Selected passage:
JuliaSmoothOptimizers / PartitionedVectors.jl

Other
8 stars 1 forks source link

Allocation free broadcasted methods WIP #17

Closed paraynaud closed 2 years ago

paraynaud commented 2 years ago

First try to make element wise operation allocation-free. The test is about a handmade structure TypeA which make a lot of allocation when similar is called.

using ProfileSVG, BenchmarkTools

mutable struct TypeA{T}
  value::T
  compteur::Int
  n::Int
  rd_vec::Vector{T}
end 

typeA(val::T) where T <: Number = TypeA{T}(val,0, 500, rand(T,500))
Base.similar(::TypeA{T}) where T <: Number = TypeA{T}((T)(-1),0, 500, rand(T, 500))

v1 = typeA(1.)
v2 = typeA(2.)
vres = typeA(-1.)

import Base.+
function (+)(v1::TypeA{T}, v2::TypeA{T}; res=similar(v1)) where T <: Number
  res.value = v1.value + v2.value
  v1.compteur += 1
  v2.compteur += 1
  res.compteur += 1
  return res
end

@benchmark v1 + v2
# BenchmarkTools.Trial: 10000 samples with 206 evaluations.
#  Range (min … max):  472.330 ns … 48.035 μs  ┊ GC (min … max):  0.00% … 97.47%
#  Time  (median):     591.262 ns              ┊ GC (median):     0.00%
#  Time  (mean ± σ):   970.916 ns ±  1.827 μs  ┊ GC (mean ± σ):  21.73% ± 12.12%
#   █▅▅▄▃▃▂▁                                                     ▁
#   ███████████▇▇▆▅▅▅▅▄▁▃▃▁▃▃▃▃▁▁▁▃▁▄▄▁▁▃▃▄▁▄▄▃▁▅▅▅▄▆▅▅▆▅▆▅▅▁▄▅▅ █
#   472 ns        Histogram: log(frequency) by time      11.1 μs <
#  Memory estimate: 4.11 KiB, allocs estimate: 2.

Dataset excerpts:
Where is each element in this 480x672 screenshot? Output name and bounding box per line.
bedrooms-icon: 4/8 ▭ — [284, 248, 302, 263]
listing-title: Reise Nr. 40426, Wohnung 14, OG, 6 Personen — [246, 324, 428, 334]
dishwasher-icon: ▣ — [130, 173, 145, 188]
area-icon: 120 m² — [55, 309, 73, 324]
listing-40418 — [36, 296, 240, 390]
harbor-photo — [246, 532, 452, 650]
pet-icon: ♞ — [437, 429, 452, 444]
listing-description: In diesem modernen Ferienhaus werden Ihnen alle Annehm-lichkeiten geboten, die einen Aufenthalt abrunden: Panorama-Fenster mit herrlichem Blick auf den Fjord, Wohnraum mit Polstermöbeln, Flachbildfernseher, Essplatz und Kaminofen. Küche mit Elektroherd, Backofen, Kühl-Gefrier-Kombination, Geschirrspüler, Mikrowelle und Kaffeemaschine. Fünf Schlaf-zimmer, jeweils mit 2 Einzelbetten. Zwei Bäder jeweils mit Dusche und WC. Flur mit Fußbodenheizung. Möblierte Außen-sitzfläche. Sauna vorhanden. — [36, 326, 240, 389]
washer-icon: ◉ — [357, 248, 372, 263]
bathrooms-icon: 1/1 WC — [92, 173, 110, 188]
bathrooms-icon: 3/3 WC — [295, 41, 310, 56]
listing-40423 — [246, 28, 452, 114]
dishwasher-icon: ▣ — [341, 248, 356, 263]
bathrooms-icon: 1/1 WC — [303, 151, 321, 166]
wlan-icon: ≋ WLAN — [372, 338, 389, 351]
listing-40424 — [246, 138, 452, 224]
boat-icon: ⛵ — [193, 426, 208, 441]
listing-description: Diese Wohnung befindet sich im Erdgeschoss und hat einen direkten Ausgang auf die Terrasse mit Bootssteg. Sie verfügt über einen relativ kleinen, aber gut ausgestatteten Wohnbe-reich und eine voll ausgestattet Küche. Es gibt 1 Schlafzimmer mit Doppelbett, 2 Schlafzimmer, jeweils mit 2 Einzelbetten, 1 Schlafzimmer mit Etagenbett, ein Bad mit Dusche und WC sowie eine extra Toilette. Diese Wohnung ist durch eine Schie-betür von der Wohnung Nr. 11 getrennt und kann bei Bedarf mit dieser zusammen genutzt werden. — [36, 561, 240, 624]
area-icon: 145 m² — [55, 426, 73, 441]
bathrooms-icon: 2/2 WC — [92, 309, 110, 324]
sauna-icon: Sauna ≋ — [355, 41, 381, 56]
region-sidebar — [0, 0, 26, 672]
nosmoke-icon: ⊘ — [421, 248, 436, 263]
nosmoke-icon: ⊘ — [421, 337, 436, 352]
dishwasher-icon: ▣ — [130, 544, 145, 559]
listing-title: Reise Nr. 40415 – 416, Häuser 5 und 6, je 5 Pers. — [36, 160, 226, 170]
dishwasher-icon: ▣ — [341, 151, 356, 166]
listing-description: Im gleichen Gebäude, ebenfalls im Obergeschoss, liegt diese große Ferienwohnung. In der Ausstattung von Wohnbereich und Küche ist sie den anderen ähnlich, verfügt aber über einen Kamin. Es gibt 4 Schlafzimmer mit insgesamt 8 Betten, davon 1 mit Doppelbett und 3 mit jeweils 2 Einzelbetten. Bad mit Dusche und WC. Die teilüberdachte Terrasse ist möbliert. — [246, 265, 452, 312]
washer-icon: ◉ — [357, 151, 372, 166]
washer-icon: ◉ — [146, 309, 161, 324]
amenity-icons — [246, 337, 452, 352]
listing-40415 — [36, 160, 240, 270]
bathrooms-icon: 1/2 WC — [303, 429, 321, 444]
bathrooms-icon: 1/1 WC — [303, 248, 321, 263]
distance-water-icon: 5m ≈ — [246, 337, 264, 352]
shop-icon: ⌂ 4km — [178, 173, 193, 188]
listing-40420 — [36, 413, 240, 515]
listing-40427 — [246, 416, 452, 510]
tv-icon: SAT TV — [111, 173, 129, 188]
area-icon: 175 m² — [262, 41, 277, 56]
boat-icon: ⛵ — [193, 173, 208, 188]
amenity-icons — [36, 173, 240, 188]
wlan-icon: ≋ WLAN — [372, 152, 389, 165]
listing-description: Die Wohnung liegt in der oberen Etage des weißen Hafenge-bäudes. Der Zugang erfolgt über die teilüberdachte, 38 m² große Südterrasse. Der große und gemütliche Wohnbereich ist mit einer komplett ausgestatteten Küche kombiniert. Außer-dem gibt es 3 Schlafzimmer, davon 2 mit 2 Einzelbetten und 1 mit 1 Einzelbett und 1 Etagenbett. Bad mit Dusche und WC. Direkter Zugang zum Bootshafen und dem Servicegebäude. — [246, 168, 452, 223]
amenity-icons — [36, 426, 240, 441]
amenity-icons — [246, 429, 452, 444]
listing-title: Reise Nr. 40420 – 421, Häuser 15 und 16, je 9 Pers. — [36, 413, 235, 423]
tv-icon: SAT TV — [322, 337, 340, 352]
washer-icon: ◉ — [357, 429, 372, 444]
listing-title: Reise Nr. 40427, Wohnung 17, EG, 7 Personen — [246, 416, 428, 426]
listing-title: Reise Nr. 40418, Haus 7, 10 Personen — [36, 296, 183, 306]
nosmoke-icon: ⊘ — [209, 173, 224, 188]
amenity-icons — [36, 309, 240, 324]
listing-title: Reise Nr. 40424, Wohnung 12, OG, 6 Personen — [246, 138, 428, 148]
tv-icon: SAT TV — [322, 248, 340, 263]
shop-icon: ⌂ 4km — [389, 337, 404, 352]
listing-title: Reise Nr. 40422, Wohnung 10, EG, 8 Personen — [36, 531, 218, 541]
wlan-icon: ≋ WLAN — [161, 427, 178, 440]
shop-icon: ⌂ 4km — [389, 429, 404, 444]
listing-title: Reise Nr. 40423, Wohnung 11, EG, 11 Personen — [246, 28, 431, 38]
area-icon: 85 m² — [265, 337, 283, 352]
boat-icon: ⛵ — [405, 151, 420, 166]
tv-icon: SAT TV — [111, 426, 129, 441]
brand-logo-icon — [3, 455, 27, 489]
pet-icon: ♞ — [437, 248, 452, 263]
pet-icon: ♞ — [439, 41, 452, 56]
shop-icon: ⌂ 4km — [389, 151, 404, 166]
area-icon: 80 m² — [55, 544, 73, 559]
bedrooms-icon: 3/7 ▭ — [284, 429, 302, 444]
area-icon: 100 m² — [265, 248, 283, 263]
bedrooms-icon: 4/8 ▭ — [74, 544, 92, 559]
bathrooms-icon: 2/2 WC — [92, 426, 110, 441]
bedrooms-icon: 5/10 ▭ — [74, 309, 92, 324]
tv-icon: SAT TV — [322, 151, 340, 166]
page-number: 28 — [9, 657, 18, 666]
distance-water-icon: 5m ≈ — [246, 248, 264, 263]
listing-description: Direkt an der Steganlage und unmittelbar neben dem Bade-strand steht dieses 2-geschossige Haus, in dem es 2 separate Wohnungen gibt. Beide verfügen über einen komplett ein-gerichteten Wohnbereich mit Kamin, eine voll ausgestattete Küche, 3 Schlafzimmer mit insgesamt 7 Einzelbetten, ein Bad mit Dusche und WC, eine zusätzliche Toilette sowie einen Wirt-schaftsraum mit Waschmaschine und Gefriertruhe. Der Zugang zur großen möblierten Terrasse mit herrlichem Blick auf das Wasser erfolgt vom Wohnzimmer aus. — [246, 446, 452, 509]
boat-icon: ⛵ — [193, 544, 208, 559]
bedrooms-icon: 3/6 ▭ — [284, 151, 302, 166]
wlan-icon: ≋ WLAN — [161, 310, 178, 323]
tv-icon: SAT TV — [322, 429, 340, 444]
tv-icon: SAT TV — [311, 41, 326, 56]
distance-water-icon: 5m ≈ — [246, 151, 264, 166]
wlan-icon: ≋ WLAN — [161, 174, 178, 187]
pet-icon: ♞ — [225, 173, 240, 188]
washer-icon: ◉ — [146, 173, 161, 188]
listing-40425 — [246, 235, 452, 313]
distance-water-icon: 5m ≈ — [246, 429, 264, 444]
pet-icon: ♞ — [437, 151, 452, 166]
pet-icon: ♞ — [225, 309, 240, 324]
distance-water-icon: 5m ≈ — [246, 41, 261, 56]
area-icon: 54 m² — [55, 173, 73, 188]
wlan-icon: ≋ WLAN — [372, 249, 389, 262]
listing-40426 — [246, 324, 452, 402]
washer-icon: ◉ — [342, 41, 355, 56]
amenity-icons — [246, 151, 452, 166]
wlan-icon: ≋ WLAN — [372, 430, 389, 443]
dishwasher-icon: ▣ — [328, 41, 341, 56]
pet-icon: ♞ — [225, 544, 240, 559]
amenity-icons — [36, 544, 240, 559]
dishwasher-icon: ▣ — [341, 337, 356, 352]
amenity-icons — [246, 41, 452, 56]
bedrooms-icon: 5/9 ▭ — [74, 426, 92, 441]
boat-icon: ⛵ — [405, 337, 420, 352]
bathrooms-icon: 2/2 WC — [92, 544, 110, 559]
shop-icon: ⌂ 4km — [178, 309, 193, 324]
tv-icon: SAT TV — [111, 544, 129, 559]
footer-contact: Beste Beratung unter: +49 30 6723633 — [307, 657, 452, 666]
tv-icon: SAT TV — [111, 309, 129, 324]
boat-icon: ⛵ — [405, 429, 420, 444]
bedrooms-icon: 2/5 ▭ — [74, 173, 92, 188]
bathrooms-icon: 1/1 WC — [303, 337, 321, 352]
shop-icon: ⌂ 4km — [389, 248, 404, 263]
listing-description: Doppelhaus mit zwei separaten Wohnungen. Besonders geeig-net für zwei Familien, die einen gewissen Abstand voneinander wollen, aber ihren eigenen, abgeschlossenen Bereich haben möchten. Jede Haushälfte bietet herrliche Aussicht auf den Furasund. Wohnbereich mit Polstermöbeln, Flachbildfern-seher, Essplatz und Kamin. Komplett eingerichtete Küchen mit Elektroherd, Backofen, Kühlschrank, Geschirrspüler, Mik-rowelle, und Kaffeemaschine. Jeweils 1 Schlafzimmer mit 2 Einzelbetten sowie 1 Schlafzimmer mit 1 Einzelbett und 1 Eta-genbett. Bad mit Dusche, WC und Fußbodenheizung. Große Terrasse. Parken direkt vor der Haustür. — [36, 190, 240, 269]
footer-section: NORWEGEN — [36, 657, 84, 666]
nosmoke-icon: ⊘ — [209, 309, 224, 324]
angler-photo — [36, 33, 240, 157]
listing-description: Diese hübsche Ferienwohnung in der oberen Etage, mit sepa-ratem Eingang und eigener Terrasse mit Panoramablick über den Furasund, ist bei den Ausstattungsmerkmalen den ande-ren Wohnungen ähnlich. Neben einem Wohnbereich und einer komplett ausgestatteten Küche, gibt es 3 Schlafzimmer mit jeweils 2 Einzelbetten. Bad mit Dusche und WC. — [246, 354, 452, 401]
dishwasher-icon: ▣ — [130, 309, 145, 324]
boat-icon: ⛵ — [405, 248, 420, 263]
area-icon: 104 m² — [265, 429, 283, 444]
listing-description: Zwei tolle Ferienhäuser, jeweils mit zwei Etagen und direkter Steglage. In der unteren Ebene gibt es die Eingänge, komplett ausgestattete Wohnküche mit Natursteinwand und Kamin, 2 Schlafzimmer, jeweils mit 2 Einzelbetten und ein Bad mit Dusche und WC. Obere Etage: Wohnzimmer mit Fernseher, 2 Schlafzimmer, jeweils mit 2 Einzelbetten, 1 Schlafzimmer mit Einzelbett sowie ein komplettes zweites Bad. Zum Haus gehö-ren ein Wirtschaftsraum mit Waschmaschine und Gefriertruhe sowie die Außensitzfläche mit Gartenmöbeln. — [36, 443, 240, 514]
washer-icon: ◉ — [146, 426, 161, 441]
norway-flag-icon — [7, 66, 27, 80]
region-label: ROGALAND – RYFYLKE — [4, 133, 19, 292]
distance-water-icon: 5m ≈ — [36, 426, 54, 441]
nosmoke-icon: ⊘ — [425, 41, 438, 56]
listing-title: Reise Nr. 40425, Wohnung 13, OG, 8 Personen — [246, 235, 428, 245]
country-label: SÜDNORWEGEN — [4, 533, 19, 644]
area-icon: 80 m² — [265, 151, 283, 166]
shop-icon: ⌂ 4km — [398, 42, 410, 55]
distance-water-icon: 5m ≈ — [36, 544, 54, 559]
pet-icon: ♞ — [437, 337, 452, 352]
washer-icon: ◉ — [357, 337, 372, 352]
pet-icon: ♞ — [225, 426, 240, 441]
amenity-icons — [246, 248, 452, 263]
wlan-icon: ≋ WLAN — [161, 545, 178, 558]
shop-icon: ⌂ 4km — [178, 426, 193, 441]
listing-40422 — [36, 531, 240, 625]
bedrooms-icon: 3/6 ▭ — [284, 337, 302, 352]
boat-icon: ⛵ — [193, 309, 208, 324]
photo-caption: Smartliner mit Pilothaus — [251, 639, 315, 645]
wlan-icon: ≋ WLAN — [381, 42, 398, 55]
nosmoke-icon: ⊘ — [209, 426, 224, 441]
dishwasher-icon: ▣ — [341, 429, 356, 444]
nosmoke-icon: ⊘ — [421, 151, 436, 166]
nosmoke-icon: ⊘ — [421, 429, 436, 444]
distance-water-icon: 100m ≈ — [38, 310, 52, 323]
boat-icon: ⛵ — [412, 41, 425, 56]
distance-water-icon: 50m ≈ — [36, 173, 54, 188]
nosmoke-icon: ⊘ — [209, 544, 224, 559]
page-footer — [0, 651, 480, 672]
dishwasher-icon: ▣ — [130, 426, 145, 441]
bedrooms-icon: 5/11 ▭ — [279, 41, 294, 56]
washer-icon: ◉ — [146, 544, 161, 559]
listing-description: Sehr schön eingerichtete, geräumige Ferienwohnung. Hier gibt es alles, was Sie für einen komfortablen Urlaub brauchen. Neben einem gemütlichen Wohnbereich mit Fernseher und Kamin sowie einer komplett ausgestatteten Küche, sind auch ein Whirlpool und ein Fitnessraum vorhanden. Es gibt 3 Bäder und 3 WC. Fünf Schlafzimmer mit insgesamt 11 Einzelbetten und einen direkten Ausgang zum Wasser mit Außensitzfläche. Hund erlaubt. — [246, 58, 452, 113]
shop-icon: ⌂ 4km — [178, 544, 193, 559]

How to complete this task: Extend the thread on allocation-free broadcasted methods, starting right after its final benchmark output line.

Response to this task:
@benchmark +(v1, v2; res=vres)
# BenchmarkTools.Trial: 10000 samples with 849 evaluations.
#  Range (min … max):  141.696 ns …  1.973 μs  ┊ GC (min … max): 0.00% … 0.00%
#  Time  (median):     150.766 ns              ┊ GC (median):    0.00%
#  Time  (mean ± σ):   175.039 ns ± 64.511 ns  ┊ GC (mean ± σ):  0.43% ± 2.08%
#   ▅█▆▅▁▂▃▃▂  ▁▂▂▁▁▂▂▁▁     ▁▁                                  ▁
#   ██████████████████████▇██████████▇█▇▇▇▇▇▇▅▆▆▆▆▆▇▅▄▅▄▅▄▅▄▅▅▅▄ █
#   142 ns        Histogram: log(frequency) by time       390 ns <
#  Memory estimate: 32 bytes, allocs estimate: 2.

import Base.*
function (*)(v1::TypeA{T}, v2::Y; res=similar(v1)) where {T <: Number, Y <: Number}
  res.value = v1.value * v2
  v1.compteur += 1
  res.compteur += 1
  return res
end

@benchmark v1 * 2
# BenchmarkTools.Trial: 10000 samples with 208 evaluations.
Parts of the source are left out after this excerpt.